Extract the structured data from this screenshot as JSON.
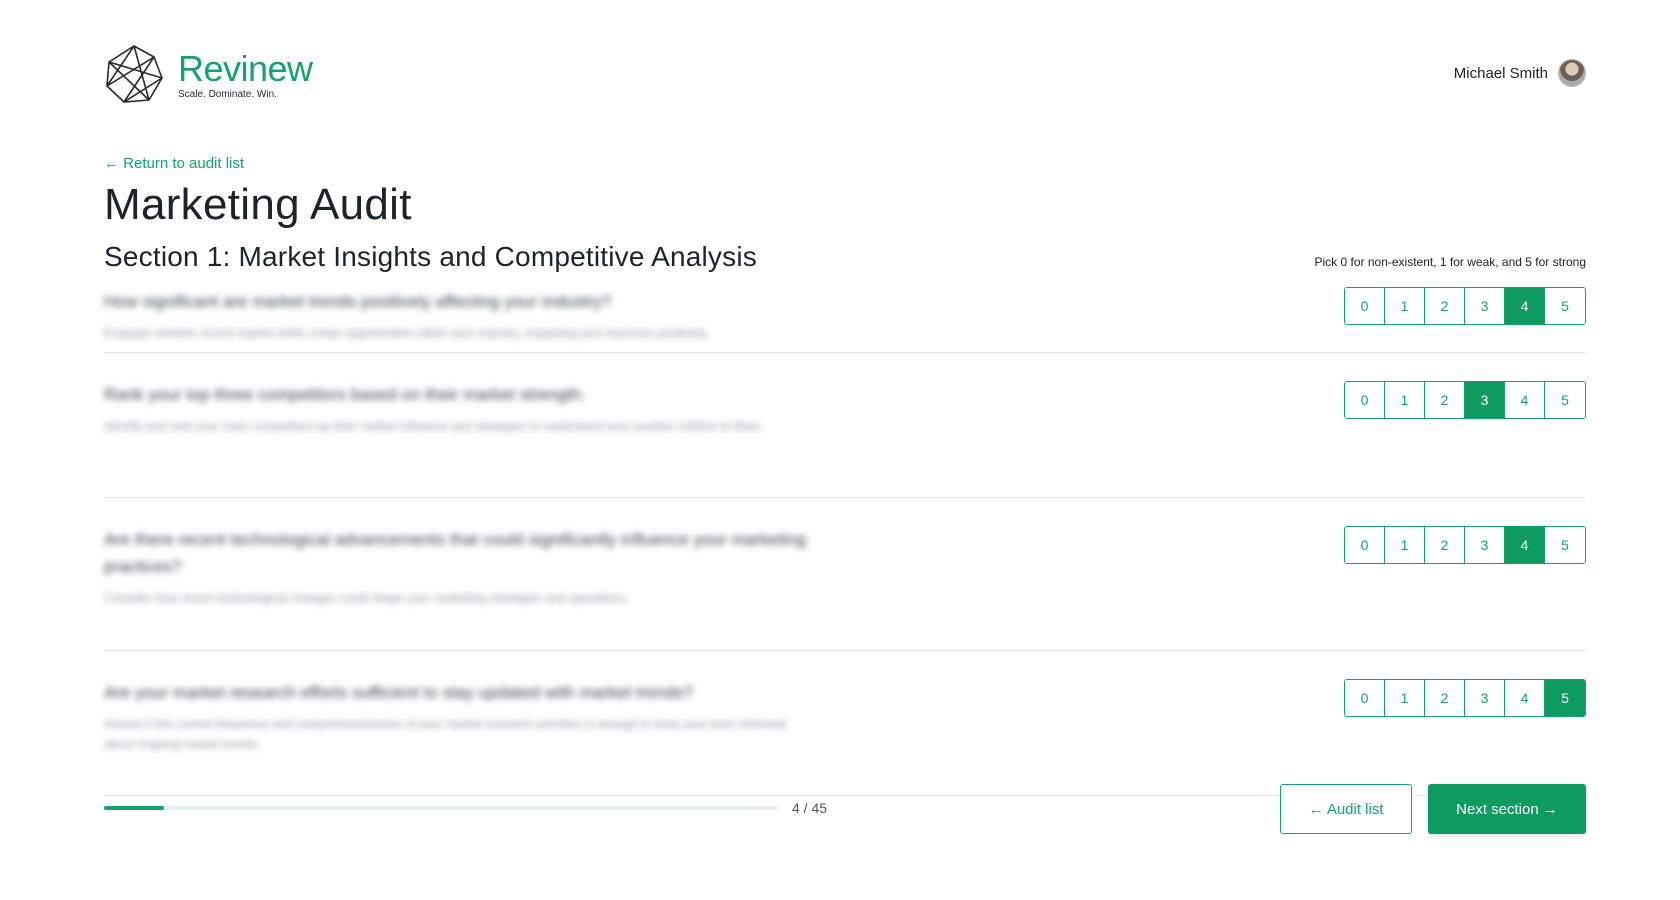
{
  "brand": {
    "name": "Revinew",
    "tagline": "Scale. Dominate. Win.",
    "accent": "#12a46b"
  },
  "user": {
    "name": "Michael Smith"
  },
  "nav": {
    "back_link": "← Return to audit list"
  },
  "page": {
    "title": "Marketing Audit",
    "section_title": "Section 1: Market Insights and Competitive Analysis",
    "hint": "Pick 0 for non-existent, 1 for weak, and 5 for strong"
  },
  "scale_options": [
    "0",
    "1",
    "2",
    "3",
    "4",
    "5"
  ],
  "questions": [
    {
      "title": "How significant are market trends positively affecting your industry?",
      "description": "Evaluate whether recent market shifts create opportunities within your industry, impacting your business positively.",
      "selected": "4"
    },
    {
      "title": "Rank your top three competitors based on their market strength.",
      "description": "Identify and rank your main competitors by their market influence and strategies to understand your position relative to them.",
      "selected": "3"
    },
    {
      "title": "Are there recent technological advancements that could significantly influence your marketing practices?",
      "description": "Consider how recent technological changes could shape your marketing strategies and operations.",
      "selected": "4"
    },
    {
      "title": "Are your market research efforts sufficient to stay updated with market trends?",
      "description": "Assess if the current frequency and comprehensiveness of your market research activities is enough to keep your team informed about ongoing market trends.",
      "selected": "5"
    }
  ],
  "progress": {
    "label": "4 / 45",
    "fraction": 0.0889
  },
  "footer": {
    "audit_list_label": "← Audit list",
    "next_label": "Next section →"
  }
}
____________
**TASK STATEMENT:** State how many lines of the entries above include the word "positively", offering no text other than the number.

**EXERCISE SOLUTION:** 2